> _Given task_
Rewrite the rows below, changing each "row-divider" to "horizontal-divider" and keeping everything else the same.
━━━━━ Records provided ━━━━━
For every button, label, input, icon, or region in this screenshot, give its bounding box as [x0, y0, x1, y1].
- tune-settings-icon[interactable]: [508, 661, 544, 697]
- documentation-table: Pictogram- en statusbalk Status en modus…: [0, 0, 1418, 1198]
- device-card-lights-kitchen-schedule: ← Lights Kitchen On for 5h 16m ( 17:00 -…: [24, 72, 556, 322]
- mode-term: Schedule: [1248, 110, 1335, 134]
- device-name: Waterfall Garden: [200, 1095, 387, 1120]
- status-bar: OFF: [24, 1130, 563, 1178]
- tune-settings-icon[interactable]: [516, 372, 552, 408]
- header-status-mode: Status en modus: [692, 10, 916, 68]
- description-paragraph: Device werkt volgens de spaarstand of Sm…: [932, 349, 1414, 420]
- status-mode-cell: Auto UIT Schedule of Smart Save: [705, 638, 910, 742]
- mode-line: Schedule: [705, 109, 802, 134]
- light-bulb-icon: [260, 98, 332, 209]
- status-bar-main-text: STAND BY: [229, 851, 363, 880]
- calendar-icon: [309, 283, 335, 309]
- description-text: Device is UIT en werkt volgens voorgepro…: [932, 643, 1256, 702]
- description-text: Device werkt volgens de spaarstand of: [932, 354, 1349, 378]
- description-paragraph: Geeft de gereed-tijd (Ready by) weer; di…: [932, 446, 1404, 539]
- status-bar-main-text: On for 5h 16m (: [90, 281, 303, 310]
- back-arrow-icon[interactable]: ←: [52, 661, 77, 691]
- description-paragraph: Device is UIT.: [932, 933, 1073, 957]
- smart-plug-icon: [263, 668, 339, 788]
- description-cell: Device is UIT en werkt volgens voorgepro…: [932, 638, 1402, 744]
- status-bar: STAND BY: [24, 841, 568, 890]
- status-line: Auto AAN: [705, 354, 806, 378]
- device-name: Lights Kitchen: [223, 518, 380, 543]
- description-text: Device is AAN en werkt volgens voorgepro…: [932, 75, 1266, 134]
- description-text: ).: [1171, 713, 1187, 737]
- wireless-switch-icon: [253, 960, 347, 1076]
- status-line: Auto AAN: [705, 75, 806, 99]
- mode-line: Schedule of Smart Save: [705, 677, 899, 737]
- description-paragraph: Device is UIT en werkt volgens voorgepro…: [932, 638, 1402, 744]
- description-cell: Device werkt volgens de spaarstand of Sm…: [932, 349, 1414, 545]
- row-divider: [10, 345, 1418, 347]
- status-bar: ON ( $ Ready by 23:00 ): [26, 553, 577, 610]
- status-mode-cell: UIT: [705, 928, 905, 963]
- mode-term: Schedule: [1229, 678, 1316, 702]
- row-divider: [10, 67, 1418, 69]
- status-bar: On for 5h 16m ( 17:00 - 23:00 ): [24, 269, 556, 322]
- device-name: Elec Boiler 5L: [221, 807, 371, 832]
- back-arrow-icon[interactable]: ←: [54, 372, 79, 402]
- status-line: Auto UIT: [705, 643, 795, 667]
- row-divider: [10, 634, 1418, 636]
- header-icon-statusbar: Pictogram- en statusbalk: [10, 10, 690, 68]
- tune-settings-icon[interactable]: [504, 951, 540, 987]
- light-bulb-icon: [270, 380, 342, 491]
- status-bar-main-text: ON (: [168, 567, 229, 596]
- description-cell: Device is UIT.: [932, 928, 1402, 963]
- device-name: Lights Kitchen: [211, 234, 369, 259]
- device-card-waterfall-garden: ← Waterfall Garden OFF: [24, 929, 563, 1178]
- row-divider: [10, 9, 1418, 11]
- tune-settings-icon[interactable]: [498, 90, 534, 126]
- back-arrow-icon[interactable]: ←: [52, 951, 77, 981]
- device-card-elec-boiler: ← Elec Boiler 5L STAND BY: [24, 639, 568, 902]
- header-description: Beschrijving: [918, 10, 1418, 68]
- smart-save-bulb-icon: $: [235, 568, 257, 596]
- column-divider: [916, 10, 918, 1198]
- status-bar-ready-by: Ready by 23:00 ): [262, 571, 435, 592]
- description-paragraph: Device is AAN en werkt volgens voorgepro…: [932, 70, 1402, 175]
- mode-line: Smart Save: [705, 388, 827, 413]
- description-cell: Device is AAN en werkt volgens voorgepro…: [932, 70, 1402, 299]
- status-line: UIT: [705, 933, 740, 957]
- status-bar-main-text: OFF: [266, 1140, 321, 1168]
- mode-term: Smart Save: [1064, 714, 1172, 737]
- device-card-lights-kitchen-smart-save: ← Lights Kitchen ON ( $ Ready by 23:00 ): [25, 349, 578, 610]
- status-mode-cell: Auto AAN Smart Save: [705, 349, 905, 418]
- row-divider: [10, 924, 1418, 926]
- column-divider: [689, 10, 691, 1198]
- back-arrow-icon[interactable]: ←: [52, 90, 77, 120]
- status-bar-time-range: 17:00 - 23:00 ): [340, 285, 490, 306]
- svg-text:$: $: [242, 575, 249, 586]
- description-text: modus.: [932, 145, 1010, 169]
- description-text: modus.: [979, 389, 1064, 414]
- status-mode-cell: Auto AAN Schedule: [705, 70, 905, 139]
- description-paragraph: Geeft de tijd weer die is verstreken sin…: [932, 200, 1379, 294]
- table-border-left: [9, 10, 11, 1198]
━━━━━
> _Task answer_
For every button, label, input, icon, or region in this screenshot, give its bounding box as [x0, y0, x1, y1].
- tune-settings-icon[interactable]: [508, 661, 544, 697]
- documentation-table: Pictogram- en statusbalk Status en modus…: [0, 0, 1418, 1198]
- device-card-lights-kitchen-schedule: ← Lights Kitchen On for 5h 16m ( 17:00 -…: [24, 72, 556, 322]
- mode-term: Schedule: [1248, 110, 1335, 134]
- device-name: Waterfall Garden: [200, 1095, 387, 1120]
- status-bar: OFF: [24, 1130, 563, 1178]
- tune-settings-icon[interactable]: [516, 372, 552, 408]
- header-status-mode: Status en modus: [692, 10, 916, 68]
- description-paragraph: Device werkt volgens de spaarstand of Sm…: [932, 349, 1414, 420]
- status-mode-cell: Auto UIT Schedule of Smart Save: [705, 638, 910, 742]
- mode-line: Schedule: [705, 109, 802, 134]
- light-bulb-icon: [260, 98, 332, 209]
- status-bar-main-text: STAND BY: [229, 851, 363, 880]
- calendar-icon: [309, 283, 335, 309]
- description-text: Device is UIT en werkt volgens voorgepro…: [932, 643, 1256, 702]
- description-text: Device werkt volgens de spaarstand of: [932, 354, 1349, 378]
- description-paragraph: Geeft de gereed-tijd (Ready by) weer; di…: [932, 446, 1404, 539]
- status-bar-main-text: On for 5h 16m (: [90, 281, 303, 310]
- back-arrow-icon[interactable]: ←: [52, 661, 77, 691]
- description-paragraph: Device is UIT.: [932, 933, 1073, 957]
- smart-plug-icon: [263, 668, 339, 788]
- description-cell: Device is UIT en werkt volgens voorgepro…: [932, 638, 1402, 744]
- status-bar: STAND BY: [24, 841, 568, 890]
- status-line: Auto AAN: [705, 354, 806, 378]
- device-name: Lights Kitchen: [223, 518, 380, 543]
- description-text: Device is AAN en werkt volgens voorgepro…: [932, 75, 1266, 134]
- description-text: ).: [1171, 713, 1187, 737]
- wireless-switch-icon: [253, 960, 347, 1076]
- status-line: Auto AAN: [705, 75, 806, 99]
- mode-line: Schedule of Smart Save: [705, 677, 899, 737]
- description-paragraph: Device is UIT en werkt volgens voorgepro…: [932, 638, 1402, 744]
- description-cell: Device werkt volgens de spaarstand of Sm…: [932, 349, 1414, 545]
- horizontal-divider: [10, 345, 1418, 347]
- status-bar: ON ( $ Ready by 23:00 ): [26, 553, 577, 610]
- status-mode-cell: UIT: [705, 928, 905, 963]
- mode-term: Schedule: [1229, 678, 1316, 702]
- horizontal-divider: [10, 67, 1418, 69]
- status-bar: On for 5h 16m ( 17:00 - 23:00 ): [24, 269, 556, 322]
- device-name: Elec Boiler 5L: [221, 807, 371, 832]
- back-arrow-icon[interactable]: ←: [54, 372, 79, 402]
- status-line: Auto UIT: [705, 643, 795, 667]
- horizontal-divider: [10, 634, 1418, 636]
- header-icon-statusbar: Pictogram- en statusbalk: [10, 10, 690, 68]
- tune-settings-icon[interactable]: [504, 951, 540, 987]
- light-bulb-icon: [270, 380, 342, 491]
- status-bar-main-text: ON (: [168, 567, 229, 596]
- description-cell: Device is UIT.: [932, 928, 1402, 963]
- device-name: Lights Kitchen: [211, 234, 369, 259]
- device-card-waterfall-garden: ← Waterfall Garden OFF: [24, 929, 563, 1178]
- horizontal-divider: [10, 9, 1418, 11]
- tune-settings-icon[interactable]: [498, 90, 534, 126]
- back-arrow-icon[interactable]: ←: [52, 951, 77, 981]
- device-card-elec-boiler: ← Elec Boiler 5L STAND BY: [24, 639, 568, 902]
- header-description: Beschrijving: [918, 10, 1418, 68]
- smart-save-bulb-icon: $: [235, 568, 257, 596]
- column-divider: [916, 10, 918, 1198]
- status-bar-ready-by: Ready by 23:00 ): [262, 571, 435, 592]
- description-paragraph: Device is AAN en werkt volgens voorgepro…: [932, 70, 1402, 175]
- mode-line: Smart Save: [705, 388, 827, 413]
- description-cell: Device is AAN en werkt volgens voorgepro…: [932, 70, 1402, 299]
- status-line: UIT: [705, 933, 740, 957]
- status-bar-main-text: OFF: [266, 1140, 321, 1168]
- mode-term: Smart Save: [1064, 714, 1172, 737]
- device-card-lights-kitchen-smart-save: ← Lights Kitchen ON ( $ Ready by 23:00 ): [25, 349, 578, 610]
- status-mode-cell: Auto AAN Smart Save: [705, 349, 905, 418]
- horizontal-divider: [10, 924, 1418, 926]
- column-divider: [689, 10, 691, 1198]
- back-arrow-icon[interactable]: ←: [52, 90, 77, 120]
- status-bar-time-range: 17:00 - 23:00 ): [340, 285, 490, 306]
- svg-text:$: $: [242, 575, 249, 586]
- description-text: modus.: [932, 145, 1010, 169]
- description-text: modus.: [979, 389, 1064, 414]
- status-mode-cell: Auto AAN Schedule: [705, 70, 905, 139]
- description-paragraph: Geeft de tijd weer die is verstreken sin…: [932, 200, 1379, 294]
- table-border-left: [9, 10, 11, 1198]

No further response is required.